===== MATERIAL FOR THIS TASK =====
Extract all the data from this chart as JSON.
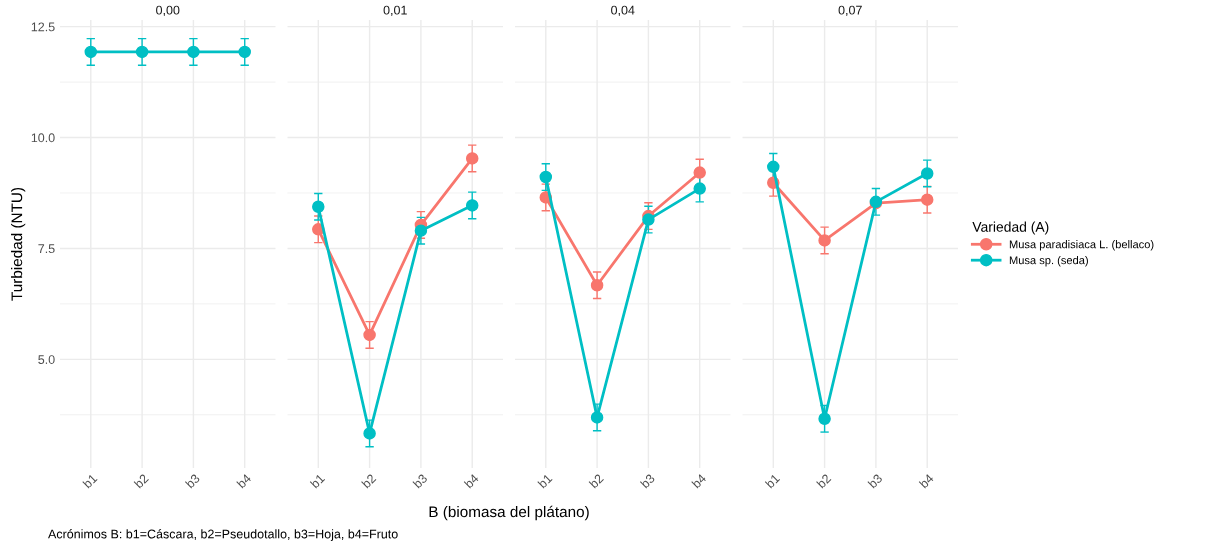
{
  "chart_data": [
    {
      "type": "line",
      "title": "0,00",
      "ylabel": "Turbiedad (NTU)",
      "annotations": [
        "Acrónimos B: b1=Cáscara, b2=Pseudotallo, b3=Hoja, b4=Fruto"
      ],
      "categories": [
        "b1",
        "b2",
        "b3",
        "b4"
      ],
      "marker": "circle",
      "grid": true,
      "legend": "right",
      "legend_title": "Variedad (A)",
      "ylim": [
        2.55,
        12.65
      ],
      "yticks": [
        {
          "value": 5,
          "label": "5.0"
        },
        {
          "value": 7.5,
          "label": "7.5"
        },
        {
          "value": 10,
          "label": "10.0"
        },
        {
          "value": 12.5,
          "label": "12.5"
        }
      ],
      "series": [
        {
          "name": "Musa paradisiaca L. (bellaco)",
          "color": "#f8766d",
          "values": [
            null,
            null,
            null,
            null
          ],
          "errors": [
            null,
            null,
            null,
            null
          ]
        },
        {
          "name": "Musa sp. (seda)",
          "color": "#00bfc4",
          "values": [
            11.93,
            11.93,
            11.93,
            11.93
          ],
          "errors": [
            0.3,
            0.3,
            0.3,
            0.3
          ]
        }
      ]
    },
    {
      "type": "line",
      "title": "0,01",
      "xlabel": "B (biomasa del plátano)",
      "categories": [
        "b1",
        "b2",
        "b3",
        "b4"
      ],
      "marker": "circle",
      "grid": true,
      "tick_labels": "x",
      "ylim": [
        2.55,
        12.65
      ],
      "yticks": [
        {
          "value": 5,
          "label": null
        },
        {
          "value": 7.5,
          "label": null
        },
        {
          "value": 10,
          "label": null
        },
        {
          "value": 12.5,
          "label": null
        }
      ],
      "series": [
        {
          "color": "#f8766d",
          "values": [
            7.93,
            5.55,
            8.03,
            9.53
          ],
          "errors": [
            0.3,
            0.3,
            0.3,
            0.3
          ]
        },
        {
          "color": "#00bfc4",
          "values": [
            8.44,
            3.33,
            7.9,
            8.47
          ],
          "errors": [
            0.3,
            0.3,
            0.3,
            0.3
          ]
        }
      ]
    },
    {
      "type": "line",
      "title": "0,04",
      "categories": [
        "b1",
        "b2",
        "b3",
        "b4"
      ],
      "marker": "circle",
      "grid": true,
      "tick_labels": "x",
      "ylim": [
        2.55,
        12.65
      ],
      "yticks": [
        {
          "value": 5,
          "label": null
        },
        {
          "value": 7.5,
          "label": null
        },
        {
          "value": 10,
          "label": null
        },
        {
          "value": 12.5,
          "label": null
        }
      ],
      "series": [
        {
          "color": "#f8766d",
          "values": [
            8.65,
            6.67,
            8.23,
            9.21
          ],
          "errors": [
            0.3,
            0.3,
            0.3,
            0.3
          ]
        },
        {
          "color": "#00bfc4",
          "values": [
            9.11,
            3.69,
            8.15,
            8.85
          ],
          "errors": [
            0.3,
            0.3,
            0.3,
            0.3
          ]
        }
      ]
    },
    {
      "type": "line",
      "title": "0,07",
      "categories": [
        "b1",
        "b2",
        "b3",
        "b4"
      ],
      "marker": "circle",
      "grid": true,
      "tick_labels": "x",
      "ylim": [
        2.55,
        12.65
      ],
      "yticks": [
        {
          "value": 5,
          "label": null
        },
        {
          "value": 7.5,
          "label": null
        },
        {
          "value": 10,
          "label": null
        },
        {
          "value": 12.5,
          "label": null
        }
      ],
      "series": [
        {
          "color": "#f8766d",
          "values": [
            8.98,
            7.68,
            8.52,
            8.6
          ],
          "errors": [
            0.3,
            0.3,
            null,
            0.3
          ]
        },
        {
          "color": "#00bfc4",
          "values": [
            9.34,
            3.66,
            8.55,
            9.19
          ],
          "errors": [
            0.3,
            0.3,
            0.3,
            0.3
          ]
        }
      ]
    }
  ]
}
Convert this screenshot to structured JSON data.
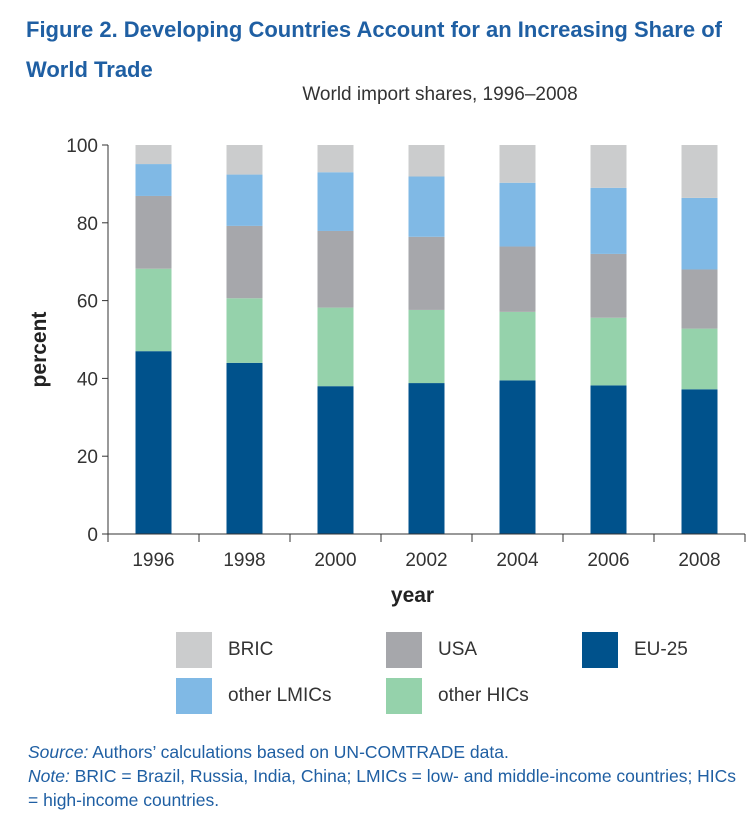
{
  "figure_title": "Figure 2. Developing Countries Account for an Increasing Share of World Trade",
  "subtitle": "World import shares, 1996–2008",
  "chart_data": {
    "type": "bar",
    "stacked": true,
    "categories": [
      "1996",
      "1998",
      "2000",
      "2002",
      "2004",
      "2006",
      "2008"
    ],
    "series": [
      {
        "name": "EU-25",
        "color": "#00528c",
        "values": [
          47.0,
          44.0,
          38.0,
          38.8,
          39.5,
          38.2,
          37.2
        ]
      },
      {
        "name": "other HICs",
        "color": "#95d2ab",
        "values": [
          21.2,
          16.6,
          20.2,
          18.8,
          17.6,
          17.4,
          15.6
        ]
      },
      {
        "name": "USA",
        "color": "#a6a7ab",
        "values": [
          18.7,
          18.6,
          19.7,
          18.8,
          16.8,
          16.4,
          15.2
        ]
      },
      {
        "name": "other LMICs",
        "color": "#80b9e5",
        "values": [
          8.2,
          13.2,
          15.1,
          15.5,
          16.4,
          17.0,
          18.4
        ]
      },
      {
        "name": "BRIC",
        "color": "#cbcccd",
        "values": [
          4.9,
          7.6,
          7.0,
          8.1,
          9.7,
          11.0,
          13.6
        ]
      }
    ],
    "xlabel": "year",
    "ylabel": "percent",
    "ylim": [
      0,
      100
    ],
    "yticks": [
      0,
      20,
      40,
      60,
      80,
      100
    ],
    "grid": false,
    "legend_position": "bottom"
  },
  "legend": [
    {
      "label": "BRIC",
      "color": "#cbcccd"
    },
    {
      "label": "USA",
      "color": "#a6a7ab"
    },
    {
      "label": "EU-25",
      "color": "#00528c"
    },
    {
      "label": "other LMICs",
      "color": "#80b9e5"
    },
    {
      "label": "other HICs",
      "color": "#95d2ab"
    }
  ],
  "notes": {
    "source_label": "Source:",
    "source_text": " Authors’ calculations based on UN-COMTRADE data.",
    "note_label": "Note:",
    "note_text": " BRIC = Brazil, Russia, India, China; LMICs = low- and middle-income countries; HICs = high-income countries."
  }
}
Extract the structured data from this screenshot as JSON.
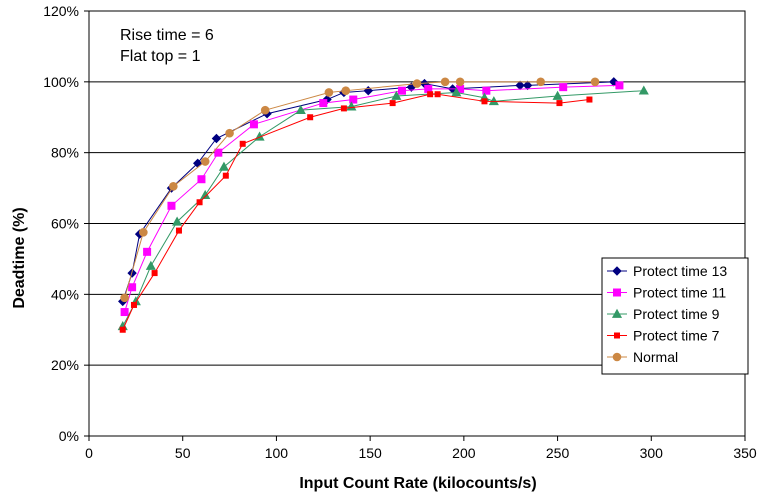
{
  "chart_data": {
    "type": "line",
    "title": "",
    "xlabel": "Input Count Rate (kilocounts/s)",
    "ylabel": "Deadtime (%)",
    "xlim": [
      0,
      350
    ],
    "ylim": [
      0,
      120
    ],
    "xticks": [
      0,
      50,
      100,
      150,
      200,
      250,
      300,
      350
    ],
    "yticks": [
      0,
      20,
      40,
      60,
      80,
      100,
      120
    ],
    "ytick_suffix": "%",
    "grid": "horizontal",
    "legend_position": "right",
    "annotations": [
      "Rise time = 6",
      "Flat top = 1"
    ],
    "series": [
      {
        "name": "Protect time 13",
        "color": "#000080",
        "marker": "diamond",
        "x": [
          18,
          23,
          27,
          44,
          58,
          68,
          95,
          127,
          136,
          149,
          172,
          179,
          194,
          230,
          234,
          280
        ],
        "y": [
          38,
          46,
          57,
          70,
          77,
          84,
          91,
          95,
          97,
          97.5,
          98.5,
          99.5,
          98,
          99,
          99,
          100
        ]
      },
      {
        "name": "Protect time 11",
        "color": "#FF00FF",
        "marker": "square",
        "x": [
          19,
          23,
          31,
          44,
          60,
          69,
          88,
          125,
          141,
          167,
          181,
          198,
          212,
          253,
          283
        ],
        "y": [
          35,
          42,
          52,
          65,
          72.5,
          80,
          88,
          94,
          95,
          97.5,
          98,
          98,
          97.5,
          98.5,
          99
        ]
      },
      {
        "name": "Protect time 9",
        "color": "#339966",
        "marker": "triangle",
        "x": [
          18,
          25,
          33,
          47,
          62,
          72,
          91,
          113,
          140,
          164,
          196,
          211,
          216,
          250,
          296
        ],
        "y": [
          31,
          38,
          48,
          60.5,
          68,
          76,
          84.5,
          92,
          93,
          96,
          97,
          95.5,
          94.5,
          96,
          97.5
        ]
      },
      {
        "name": "Protect time 7",
        "color": "#FF0000",
        "marker": "small-square",
        "x": [
          18,
          24,
          35,
          48,
          59,
          73,
          82,
          118,
          136,
          162,
          182,
          186,
          211,
          251,
          267
        ],
        "y": [
          30,
          37,
          46,
          58,
          66,
          73.5,
          82.5,
          90,
          92.5,
          94,
          96.5,
          96.5,
          94.5,
          94,
          95
        ]
      },
      {
        "name": "Normal",
        "color": "#CC8844",
        "marker": "circle",
        "x": [
          19,
          29,
          45,
          62,
          75,
          94,
          128,
          137,
          175,
          190,
          198,
          241,
          270
        ],
        "y": [
          39,
          57.5,
          70.5,
          77.5,
          85.5,
          92,
          97,
          97.5,
          99.5,
          100,
          100,
          100,
          100
        ]
      }
    ]
  }
}
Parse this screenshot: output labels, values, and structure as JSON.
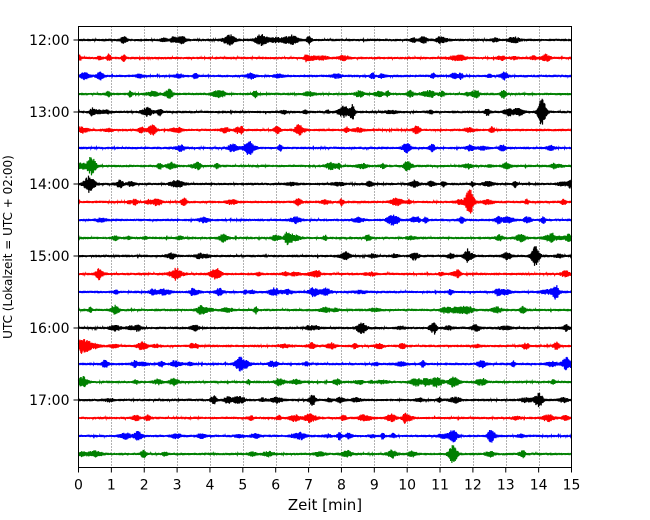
=====
Give the number of lines in the listing above that hold the string "HICs", with nothing else.

3